**Required work**.
In the listing below, pick out lines with "Frequency".

**Dataset rows**.
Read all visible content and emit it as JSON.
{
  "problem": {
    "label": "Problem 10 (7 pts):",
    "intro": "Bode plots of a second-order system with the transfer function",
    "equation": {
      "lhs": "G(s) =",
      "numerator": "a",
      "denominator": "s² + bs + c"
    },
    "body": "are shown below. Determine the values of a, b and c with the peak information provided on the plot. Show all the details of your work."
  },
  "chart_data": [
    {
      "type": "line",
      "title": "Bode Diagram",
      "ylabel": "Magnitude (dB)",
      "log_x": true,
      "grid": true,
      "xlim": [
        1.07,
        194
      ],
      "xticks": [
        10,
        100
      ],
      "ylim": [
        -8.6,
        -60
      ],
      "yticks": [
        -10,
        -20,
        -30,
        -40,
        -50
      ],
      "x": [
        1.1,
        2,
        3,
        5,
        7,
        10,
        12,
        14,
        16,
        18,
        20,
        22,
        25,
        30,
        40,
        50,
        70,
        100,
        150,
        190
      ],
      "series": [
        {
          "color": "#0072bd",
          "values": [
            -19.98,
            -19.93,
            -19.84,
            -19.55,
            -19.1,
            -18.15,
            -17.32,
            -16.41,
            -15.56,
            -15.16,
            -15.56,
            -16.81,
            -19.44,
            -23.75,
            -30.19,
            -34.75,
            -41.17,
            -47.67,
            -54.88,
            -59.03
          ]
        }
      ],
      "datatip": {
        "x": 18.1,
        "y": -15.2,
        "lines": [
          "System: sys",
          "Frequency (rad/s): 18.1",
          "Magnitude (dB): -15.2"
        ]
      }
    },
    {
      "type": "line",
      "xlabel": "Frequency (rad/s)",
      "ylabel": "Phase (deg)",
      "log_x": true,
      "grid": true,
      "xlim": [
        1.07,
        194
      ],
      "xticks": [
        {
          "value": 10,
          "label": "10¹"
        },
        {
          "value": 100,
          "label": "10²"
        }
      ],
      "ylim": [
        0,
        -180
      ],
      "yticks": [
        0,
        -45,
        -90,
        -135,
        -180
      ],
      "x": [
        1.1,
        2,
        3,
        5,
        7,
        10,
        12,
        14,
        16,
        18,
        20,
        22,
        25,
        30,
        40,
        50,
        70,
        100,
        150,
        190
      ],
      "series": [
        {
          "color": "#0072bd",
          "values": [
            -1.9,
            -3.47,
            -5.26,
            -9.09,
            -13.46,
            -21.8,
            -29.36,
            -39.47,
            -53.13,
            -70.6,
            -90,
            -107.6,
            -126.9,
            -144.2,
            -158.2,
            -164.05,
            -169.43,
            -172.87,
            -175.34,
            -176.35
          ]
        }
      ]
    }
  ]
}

**Response**.
          "Frequency (rad/s): 18.1",
      "xlabel": "Frequency (rad/s)",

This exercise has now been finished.